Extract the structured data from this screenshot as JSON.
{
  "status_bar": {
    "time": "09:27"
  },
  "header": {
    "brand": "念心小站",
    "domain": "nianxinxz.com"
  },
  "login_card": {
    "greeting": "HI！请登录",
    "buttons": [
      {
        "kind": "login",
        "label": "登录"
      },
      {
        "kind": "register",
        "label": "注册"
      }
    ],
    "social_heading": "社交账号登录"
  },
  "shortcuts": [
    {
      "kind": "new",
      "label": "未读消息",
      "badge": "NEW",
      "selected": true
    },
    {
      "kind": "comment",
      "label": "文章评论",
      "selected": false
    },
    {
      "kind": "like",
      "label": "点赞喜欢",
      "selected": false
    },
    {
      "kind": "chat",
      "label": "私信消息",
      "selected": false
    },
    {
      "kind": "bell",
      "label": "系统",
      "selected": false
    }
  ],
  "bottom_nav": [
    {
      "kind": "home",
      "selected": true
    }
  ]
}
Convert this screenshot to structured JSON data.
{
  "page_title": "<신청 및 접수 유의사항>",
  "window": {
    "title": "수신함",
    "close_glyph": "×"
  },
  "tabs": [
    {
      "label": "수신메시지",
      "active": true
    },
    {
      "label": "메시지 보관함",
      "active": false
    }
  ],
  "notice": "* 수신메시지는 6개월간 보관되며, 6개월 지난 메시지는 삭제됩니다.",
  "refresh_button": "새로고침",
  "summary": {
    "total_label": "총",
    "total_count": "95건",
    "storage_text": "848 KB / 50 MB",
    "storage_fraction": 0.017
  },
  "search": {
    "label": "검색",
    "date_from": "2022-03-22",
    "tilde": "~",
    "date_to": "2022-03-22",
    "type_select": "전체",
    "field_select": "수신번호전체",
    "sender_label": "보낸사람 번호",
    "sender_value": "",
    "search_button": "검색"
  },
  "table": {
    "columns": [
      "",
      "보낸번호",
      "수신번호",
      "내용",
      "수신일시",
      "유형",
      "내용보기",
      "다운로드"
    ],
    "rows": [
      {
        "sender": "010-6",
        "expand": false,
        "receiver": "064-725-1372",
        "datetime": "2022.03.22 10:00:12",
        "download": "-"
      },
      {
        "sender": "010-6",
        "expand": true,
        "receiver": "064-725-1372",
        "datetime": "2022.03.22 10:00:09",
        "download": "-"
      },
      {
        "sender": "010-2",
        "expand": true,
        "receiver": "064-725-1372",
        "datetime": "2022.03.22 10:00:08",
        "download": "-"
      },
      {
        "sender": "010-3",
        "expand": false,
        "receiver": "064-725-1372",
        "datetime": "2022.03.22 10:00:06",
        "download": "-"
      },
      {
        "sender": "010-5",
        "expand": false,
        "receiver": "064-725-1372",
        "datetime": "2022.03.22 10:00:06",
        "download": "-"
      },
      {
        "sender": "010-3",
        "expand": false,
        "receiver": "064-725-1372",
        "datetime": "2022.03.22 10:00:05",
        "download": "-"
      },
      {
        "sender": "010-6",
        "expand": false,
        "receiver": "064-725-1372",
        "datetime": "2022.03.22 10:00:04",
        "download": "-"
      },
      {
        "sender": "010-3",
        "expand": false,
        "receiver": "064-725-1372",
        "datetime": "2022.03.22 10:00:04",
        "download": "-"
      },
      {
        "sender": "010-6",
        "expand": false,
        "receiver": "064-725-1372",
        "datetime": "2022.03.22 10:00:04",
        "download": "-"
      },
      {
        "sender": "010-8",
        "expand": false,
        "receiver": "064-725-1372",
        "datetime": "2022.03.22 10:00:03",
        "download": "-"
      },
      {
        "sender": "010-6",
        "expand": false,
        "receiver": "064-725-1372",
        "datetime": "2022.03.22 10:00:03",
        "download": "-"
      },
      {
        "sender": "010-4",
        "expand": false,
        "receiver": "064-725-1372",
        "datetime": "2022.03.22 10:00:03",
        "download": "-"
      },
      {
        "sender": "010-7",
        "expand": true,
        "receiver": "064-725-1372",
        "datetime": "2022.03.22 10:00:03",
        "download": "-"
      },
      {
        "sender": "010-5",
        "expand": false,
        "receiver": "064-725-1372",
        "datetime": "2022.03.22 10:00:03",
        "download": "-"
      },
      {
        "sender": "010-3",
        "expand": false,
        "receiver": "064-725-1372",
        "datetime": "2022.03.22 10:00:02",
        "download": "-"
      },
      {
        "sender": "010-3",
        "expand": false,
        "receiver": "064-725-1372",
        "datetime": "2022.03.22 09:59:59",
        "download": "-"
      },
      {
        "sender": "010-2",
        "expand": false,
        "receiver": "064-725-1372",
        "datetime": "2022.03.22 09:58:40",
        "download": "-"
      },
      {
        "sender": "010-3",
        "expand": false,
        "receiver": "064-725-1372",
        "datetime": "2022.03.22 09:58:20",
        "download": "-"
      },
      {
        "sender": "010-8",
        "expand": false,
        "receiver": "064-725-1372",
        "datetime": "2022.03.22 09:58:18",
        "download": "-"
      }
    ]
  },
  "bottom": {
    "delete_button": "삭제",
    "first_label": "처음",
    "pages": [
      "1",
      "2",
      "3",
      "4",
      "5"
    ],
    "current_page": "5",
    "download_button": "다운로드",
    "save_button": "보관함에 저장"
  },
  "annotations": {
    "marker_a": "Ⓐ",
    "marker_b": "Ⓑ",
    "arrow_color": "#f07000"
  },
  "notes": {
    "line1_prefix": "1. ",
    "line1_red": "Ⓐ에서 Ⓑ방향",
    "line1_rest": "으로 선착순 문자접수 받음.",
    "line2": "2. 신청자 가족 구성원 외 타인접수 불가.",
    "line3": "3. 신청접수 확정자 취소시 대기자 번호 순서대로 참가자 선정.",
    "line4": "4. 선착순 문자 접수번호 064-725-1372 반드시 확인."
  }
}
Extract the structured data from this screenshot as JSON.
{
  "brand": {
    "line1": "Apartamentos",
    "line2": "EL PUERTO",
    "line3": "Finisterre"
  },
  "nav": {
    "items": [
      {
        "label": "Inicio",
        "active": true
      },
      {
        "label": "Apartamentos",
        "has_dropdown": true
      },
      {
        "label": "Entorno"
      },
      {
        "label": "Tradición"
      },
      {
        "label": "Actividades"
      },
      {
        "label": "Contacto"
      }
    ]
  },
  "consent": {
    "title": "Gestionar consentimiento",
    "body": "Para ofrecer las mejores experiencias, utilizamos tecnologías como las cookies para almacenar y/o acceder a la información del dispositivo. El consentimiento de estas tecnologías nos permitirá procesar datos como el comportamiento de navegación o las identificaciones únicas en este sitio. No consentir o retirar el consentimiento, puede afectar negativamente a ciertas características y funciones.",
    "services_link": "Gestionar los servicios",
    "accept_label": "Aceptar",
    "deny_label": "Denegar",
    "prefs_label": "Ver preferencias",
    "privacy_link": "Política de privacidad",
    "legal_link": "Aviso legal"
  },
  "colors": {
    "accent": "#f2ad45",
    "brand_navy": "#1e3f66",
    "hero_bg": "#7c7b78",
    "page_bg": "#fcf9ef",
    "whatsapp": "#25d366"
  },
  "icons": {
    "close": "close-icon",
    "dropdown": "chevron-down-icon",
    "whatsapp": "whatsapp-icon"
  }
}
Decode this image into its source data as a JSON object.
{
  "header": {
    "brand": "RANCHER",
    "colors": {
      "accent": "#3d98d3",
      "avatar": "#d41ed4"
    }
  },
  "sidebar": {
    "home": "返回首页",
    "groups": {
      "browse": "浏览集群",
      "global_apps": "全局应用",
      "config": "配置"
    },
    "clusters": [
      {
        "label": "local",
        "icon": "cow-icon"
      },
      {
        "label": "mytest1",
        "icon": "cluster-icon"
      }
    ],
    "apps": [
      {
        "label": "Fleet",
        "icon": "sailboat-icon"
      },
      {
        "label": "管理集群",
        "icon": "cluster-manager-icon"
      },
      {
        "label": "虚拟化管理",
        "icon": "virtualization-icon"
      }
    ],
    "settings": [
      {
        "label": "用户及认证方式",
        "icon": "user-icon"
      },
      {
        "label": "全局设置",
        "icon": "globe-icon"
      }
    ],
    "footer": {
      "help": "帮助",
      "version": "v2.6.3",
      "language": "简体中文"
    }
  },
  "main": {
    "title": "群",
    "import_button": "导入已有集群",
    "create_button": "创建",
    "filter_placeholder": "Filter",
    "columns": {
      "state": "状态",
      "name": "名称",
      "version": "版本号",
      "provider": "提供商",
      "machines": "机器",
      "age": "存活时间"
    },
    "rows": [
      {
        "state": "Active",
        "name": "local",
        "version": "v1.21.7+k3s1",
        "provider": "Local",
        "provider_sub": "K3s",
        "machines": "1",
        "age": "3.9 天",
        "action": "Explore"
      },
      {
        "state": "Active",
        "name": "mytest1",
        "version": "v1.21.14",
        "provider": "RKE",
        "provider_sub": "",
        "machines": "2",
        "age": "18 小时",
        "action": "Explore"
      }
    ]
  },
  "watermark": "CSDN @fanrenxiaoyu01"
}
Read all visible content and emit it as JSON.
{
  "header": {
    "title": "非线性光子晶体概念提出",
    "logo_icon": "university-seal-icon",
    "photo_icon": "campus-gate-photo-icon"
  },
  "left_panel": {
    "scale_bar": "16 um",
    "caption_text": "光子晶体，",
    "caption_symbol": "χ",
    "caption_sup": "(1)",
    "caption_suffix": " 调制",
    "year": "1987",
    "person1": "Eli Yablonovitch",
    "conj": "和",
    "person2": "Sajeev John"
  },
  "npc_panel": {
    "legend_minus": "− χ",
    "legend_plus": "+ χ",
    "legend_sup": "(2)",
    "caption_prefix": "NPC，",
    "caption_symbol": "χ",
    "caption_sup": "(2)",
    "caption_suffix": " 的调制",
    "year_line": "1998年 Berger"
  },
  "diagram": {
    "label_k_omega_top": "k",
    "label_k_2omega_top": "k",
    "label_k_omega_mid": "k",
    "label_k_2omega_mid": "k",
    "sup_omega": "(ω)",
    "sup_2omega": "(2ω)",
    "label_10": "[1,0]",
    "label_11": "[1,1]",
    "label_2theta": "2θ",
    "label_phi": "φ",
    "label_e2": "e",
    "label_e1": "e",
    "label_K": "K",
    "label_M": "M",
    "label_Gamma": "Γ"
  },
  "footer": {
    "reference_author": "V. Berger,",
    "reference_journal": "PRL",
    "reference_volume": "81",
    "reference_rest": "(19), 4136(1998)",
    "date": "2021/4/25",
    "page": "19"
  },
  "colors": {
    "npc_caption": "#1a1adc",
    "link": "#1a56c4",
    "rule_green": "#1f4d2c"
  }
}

+---+

> **Given task**
Locate the word "Gestionar" in the records and collect each line it appears in.

> **Correct response**
    "title": "Gestionar consentimiento",
    "services_link": "Gestionar los servicios",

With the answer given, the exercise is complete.